Rows from a dataset:

START

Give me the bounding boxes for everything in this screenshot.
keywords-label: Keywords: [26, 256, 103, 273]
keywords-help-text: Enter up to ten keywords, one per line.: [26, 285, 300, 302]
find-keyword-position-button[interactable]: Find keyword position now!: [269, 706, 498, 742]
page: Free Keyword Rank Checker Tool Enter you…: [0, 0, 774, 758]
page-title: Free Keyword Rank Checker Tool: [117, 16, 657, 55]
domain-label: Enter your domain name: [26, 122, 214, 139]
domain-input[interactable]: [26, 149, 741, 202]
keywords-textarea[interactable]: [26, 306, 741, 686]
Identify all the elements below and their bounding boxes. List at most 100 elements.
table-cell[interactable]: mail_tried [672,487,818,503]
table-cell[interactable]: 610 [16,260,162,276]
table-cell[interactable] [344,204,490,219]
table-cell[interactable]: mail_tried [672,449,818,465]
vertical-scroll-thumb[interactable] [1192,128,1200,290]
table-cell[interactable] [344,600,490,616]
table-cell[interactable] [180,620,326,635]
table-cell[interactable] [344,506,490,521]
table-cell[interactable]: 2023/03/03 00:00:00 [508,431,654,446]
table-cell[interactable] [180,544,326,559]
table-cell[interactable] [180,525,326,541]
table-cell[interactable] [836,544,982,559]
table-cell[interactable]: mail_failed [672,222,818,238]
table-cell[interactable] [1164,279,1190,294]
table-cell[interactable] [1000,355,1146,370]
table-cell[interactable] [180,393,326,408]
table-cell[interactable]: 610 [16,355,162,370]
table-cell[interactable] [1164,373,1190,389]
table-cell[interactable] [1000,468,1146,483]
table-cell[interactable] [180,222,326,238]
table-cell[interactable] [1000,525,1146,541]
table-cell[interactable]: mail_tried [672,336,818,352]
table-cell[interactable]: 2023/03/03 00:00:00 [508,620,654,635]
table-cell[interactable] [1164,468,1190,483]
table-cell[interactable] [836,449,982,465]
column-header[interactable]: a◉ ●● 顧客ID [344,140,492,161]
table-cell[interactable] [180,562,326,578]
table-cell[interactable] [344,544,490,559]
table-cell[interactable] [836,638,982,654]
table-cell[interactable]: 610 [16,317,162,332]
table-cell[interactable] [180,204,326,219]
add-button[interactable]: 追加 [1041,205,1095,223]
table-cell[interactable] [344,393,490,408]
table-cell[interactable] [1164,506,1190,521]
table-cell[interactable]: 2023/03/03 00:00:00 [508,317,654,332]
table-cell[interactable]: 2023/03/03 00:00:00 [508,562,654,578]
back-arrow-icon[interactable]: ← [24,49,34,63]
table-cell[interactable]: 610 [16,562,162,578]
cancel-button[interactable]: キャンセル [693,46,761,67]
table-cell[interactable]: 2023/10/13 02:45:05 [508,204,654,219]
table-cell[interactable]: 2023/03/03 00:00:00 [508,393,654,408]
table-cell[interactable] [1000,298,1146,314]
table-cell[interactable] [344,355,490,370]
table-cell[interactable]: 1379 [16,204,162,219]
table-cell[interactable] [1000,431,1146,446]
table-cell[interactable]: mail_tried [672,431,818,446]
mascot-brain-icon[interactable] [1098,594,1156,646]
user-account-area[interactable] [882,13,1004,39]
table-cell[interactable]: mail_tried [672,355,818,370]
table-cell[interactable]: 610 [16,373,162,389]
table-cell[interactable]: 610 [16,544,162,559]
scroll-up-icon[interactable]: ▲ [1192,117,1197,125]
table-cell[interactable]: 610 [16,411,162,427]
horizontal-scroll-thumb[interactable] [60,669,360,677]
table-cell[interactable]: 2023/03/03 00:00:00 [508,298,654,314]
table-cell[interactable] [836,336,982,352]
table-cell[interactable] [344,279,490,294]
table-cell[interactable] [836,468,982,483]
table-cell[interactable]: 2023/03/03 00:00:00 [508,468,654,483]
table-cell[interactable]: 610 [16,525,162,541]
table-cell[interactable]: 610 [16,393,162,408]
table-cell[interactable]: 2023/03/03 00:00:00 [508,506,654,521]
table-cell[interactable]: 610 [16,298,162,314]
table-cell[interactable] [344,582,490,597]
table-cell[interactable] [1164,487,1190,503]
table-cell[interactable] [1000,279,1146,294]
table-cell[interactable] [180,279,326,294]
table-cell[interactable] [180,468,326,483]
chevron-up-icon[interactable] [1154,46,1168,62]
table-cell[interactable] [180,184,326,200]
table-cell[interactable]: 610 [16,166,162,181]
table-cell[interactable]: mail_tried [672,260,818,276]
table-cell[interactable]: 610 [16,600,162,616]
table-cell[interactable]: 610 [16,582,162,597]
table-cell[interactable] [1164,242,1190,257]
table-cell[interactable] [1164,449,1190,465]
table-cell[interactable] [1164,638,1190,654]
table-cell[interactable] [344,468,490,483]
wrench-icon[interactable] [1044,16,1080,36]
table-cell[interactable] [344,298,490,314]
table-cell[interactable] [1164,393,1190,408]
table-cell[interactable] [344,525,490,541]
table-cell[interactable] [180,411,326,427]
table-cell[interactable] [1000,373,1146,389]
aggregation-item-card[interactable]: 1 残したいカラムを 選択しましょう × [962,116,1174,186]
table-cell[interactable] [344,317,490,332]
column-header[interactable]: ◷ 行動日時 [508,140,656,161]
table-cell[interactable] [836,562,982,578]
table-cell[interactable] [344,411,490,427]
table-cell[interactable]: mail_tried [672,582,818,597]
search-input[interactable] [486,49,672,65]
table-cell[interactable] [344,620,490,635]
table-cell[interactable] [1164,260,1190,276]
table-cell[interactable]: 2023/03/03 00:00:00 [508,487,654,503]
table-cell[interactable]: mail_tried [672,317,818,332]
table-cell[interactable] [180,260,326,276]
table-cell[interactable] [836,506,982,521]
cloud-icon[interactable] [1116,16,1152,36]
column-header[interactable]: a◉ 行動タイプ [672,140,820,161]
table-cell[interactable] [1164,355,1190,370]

END
START

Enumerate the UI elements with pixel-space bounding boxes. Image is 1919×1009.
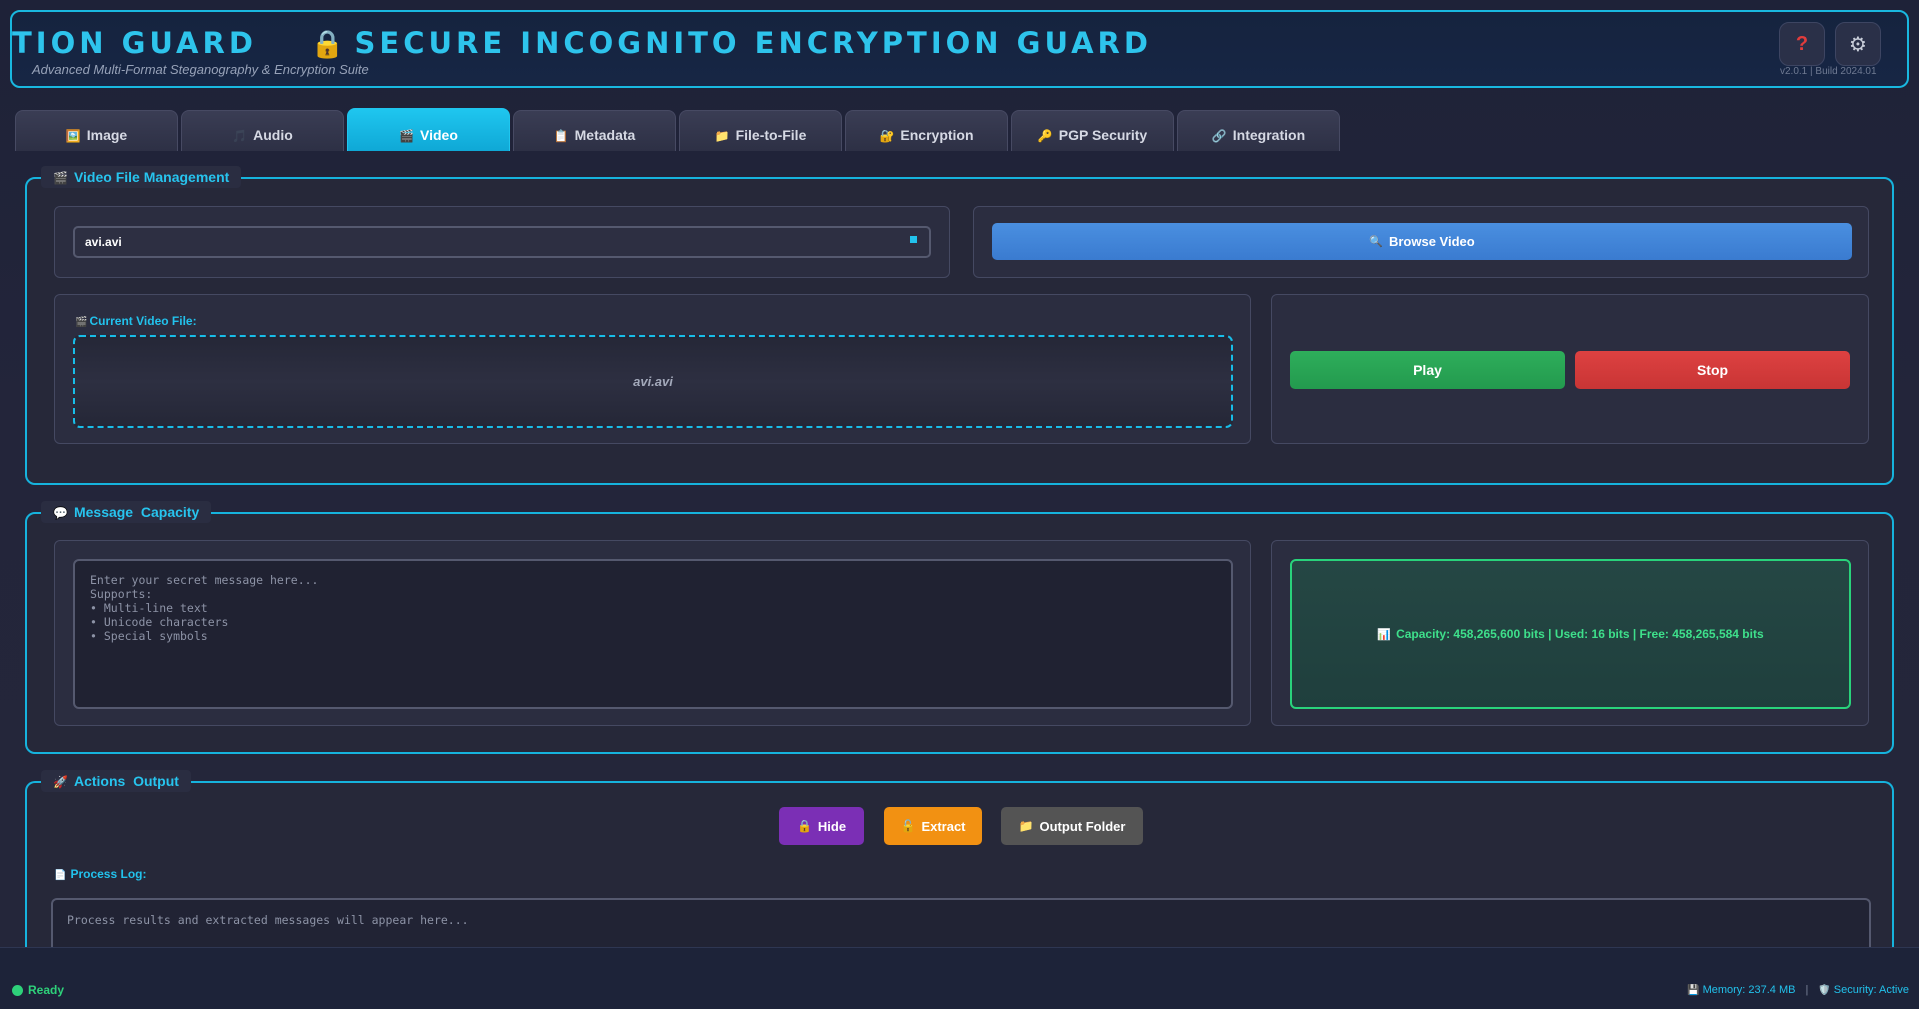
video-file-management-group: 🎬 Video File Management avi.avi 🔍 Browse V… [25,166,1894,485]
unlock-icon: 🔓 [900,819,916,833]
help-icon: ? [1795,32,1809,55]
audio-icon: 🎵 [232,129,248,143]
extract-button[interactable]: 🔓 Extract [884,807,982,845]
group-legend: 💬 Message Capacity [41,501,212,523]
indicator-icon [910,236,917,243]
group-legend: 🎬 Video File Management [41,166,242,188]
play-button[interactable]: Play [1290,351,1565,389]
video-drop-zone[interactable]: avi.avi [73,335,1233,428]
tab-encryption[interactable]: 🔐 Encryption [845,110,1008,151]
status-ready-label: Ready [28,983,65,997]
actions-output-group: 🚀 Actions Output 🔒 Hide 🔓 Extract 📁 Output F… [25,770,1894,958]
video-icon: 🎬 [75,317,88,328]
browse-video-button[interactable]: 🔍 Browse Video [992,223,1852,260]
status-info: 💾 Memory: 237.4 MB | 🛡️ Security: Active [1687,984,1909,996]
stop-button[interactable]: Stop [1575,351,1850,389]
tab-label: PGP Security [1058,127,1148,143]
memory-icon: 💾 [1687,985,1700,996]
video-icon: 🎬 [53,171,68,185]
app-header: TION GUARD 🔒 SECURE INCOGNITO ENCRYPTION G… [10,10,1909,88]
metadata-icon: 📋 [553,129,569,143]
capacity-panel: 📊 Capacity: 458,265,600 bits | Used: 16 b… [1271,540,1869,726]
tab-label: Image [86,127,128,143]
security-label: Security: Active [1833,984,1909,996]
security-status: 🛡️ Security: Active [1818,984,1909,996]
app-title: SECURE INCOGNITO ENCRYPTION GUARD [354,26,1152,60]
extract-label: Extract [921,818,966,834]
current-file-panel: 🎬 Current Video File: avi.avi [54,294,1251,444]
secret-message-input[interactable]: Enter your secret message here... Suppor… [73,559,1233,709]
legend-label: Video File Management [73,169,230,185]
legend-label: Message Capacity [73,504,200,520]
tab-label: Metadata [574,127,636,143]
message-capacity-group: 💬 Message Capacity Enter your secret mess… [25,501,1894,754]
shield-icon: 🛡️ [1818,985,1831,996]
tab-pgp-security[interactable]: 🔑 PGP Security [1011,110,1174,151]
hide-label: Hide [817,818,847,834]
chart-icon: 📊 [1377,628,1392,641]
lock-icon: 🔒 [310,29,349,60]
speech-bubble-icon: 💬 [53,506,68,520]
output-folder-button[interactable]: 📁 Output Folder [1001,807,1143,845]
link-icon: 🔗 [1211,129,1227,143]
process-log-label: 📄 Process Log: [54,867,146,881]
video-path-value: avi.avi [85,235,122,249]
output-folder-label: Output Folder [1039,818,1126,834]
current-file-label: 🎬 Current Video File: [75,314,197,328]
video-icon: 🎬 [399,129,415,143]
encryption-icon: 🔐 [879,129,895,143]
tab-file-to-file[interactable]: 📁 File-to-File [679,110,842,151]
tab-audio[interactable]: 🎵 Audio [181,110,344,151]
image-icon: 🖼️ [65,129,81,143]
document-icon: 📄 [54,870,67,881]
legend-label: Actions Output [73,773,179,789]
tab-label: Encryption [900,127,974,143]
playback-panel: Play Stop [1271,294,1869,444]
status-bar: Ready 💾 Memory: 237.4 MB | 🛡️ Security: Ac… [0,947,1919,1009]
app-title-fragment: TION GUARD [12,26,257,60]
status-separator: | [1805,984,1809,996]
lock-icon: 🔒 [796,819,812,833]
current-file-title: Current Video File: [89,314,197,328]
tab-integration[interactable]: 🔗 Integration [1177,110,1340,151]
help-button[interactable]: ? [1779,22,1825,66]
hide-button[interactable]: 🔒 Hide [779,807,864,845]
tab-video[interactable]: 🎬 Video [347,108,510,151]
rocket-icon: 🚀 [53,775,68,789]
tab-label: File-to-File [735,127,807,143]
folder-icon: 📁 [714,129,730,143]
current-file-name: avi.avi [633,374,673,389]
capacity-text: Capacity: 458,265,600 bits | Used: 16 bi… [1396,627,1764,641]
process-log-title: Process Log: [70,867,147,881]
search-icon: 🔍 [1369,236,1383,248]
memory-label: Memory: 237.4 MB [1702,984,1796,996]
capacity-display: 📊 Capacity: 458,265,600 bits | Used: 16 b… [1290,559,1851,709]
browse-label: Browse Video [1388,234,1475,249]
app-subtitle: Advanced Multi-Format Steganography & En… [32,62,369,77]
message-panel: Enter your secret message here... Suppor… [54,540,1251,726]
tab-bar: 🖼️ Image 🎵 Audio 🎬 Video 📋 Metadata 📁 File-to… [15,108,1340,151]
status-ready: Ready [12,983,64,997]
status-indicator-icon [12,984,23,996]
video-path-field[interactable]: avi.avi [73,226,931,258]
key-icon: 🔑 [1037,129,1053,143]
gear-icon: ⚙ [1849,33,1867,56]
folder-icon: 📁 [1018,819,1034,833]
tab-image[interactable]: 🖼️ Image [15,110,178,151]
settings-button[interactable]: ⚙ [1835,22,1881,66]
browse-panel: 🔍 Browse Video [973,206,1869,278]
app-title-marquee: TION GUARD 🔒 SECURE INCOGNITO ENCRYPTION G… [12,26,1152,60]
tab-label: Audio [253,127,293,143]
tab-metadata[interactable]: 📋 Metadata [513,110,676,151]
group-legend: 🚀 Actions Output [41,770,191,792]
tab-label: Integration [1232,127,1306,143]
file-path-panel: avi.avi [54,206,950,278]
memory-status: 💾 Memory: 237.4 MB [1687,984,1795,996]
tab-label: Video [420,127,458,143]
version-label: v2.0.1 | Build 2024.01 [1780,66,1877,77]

END

TASK REQUIREMENTS =
Convert the data lines into a Markdown table with columns Row and Line, skipping blank lines. Begin at the line that contains "Give me the" and stop after the line that contains "page: Free Keyword".

RESPONSE =
| Row | Line |
|---|---|
| 1 | Give me the bounding boxes for everything in this screenshot. |
| 2 | keywords-label: Keywords: [26, 256, 103, 273] |
| 3 | keywords-help-text: Enter up to ten keywords, one per line.: [26, 285, 300, 302] |
| 4 | find-keyword-position-button[interactable]: Find keyword position now!: [269, 706, 498, 742] |
| 5 | page: Free Keyword Rank Checker Tool Enter you…: [0, 0, 774, 758] |